Provided records:
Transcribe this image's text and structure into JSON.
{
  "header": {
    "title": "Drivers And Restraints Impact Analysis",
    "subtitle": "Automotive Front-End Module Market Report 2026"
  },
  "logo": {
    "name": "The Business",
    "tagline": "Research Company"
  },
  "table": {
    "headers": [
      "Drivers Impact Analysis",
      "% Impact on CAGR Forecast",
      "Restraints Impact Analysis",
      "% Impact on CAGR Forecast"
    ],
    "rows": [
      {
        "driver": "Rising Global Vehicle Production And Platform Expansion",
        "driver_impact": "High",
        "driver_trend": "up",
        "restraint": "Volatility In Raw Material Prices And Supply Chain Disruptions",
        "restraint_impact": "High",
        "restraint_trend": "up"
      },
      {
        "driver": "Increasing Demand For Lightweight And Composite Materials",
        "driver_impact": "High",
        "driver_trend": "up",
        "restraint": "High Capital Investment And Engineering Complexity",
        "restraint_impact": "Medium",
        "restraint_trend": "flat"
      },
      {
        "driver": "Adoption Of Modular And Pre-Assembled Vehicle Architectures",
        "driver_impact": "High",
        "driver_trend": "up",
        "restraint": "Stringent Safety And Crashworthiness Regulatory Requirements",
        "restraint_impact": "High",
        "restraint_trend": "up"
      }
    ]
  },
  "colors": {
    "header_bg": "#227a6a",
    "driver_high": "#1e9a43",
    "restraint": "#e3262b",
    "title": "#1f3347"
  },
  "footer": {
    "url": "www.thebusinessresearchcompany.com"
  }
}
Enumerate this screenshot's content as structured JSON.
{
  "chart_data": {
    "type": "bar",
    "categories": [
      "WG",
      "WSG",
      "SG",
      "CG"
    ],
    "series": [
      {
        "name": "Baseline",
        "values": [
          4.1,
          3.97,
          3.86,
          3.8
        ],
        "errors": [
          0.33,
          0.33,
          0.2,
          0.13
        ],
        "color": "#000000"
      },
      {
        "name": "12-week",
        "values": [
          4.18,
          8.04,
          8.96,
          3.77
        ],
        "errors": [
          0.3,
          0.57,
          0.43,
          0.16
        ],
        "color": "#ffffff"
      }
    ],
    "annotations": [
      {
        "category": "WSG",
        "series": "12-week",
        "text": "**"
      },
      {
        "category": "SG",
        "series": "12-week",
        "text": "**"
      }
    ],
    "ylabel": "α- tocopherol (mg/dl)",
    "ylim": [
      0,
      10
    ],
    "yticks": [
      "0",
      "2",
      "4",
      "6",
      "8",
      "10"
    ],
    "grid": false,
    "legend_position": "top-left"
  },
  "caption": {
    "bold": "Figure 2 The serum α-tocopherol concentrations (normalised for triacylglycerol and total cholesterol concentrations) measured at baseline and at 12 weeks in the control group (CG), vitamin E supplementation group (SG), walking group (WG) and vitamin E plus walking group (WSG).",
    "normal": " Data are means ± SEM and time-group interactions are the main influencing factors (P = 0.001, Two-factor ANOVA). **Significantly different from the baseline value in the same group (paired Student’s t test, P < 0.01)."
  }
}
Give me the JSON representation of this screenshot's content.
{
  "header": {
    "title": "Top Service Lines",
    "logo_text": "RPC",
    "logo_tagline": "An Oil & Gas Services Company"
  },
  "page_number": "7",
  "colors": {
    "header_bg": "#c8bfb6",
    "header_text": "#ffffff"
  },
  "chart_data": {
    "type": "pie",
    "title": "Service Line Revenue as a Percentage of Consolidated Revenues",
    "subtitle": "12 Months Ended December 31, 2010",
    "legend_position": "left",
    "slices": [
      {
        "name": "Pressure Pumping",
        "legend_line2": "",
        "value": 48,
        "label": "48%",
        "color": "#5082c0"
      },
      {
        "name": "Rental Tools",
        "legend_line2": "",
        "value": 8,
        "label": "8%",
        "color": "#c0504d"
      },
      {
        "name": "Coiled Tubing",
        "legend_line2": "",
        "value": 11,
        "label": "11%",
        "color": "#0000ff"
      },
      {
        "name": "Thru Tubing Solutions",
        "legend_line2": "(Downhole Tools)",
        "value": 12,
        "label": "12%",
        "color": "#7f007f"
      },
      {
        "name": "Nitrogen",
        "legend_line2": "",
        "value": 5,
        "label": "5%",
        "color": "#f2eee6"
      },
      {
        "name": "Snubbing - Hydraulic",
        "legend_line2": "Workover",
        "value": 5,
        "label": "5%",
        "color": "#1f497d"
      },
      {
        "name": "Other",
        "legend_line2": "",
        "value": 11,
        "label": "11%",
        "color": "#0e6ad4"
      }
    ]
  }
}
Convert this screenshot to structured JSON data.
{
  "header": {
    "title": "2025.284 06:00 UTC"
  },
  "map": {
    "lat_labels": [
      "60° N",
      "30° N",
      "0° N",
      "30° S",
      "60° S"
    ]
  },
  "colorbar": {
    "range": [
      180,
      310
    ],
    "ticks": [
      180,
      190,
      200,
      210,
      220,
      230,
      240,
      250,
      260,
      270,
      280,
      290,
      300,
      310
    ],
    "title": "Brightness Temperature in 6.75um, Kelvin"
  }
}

Task description:
Copy out exactly the lines running from the line with "Convert this screenshot" to the end of the records, inclusive.

Written solution:
Convert this screenshot to structured JSON data.
{
  "header": {
    "title": "2025.284 06:00 UTC"
  },
  "map": {
    "lat_labels": [
      "60° N",
      "30° N",
      "0° N",
      "30° S",
      "60° S"
    ]
  },
  "colorbar": {
    "range": [
      180,
      310
    ],
    "ticks": [
      180,
      190,
      200,
      210,
      220,
      230,
      240,
      250,
      260,
      270,
      280,
      290,
      300,
      310
    ],
    "title": "Brightness Temperature in 6.75um, Kelvin"
  }
}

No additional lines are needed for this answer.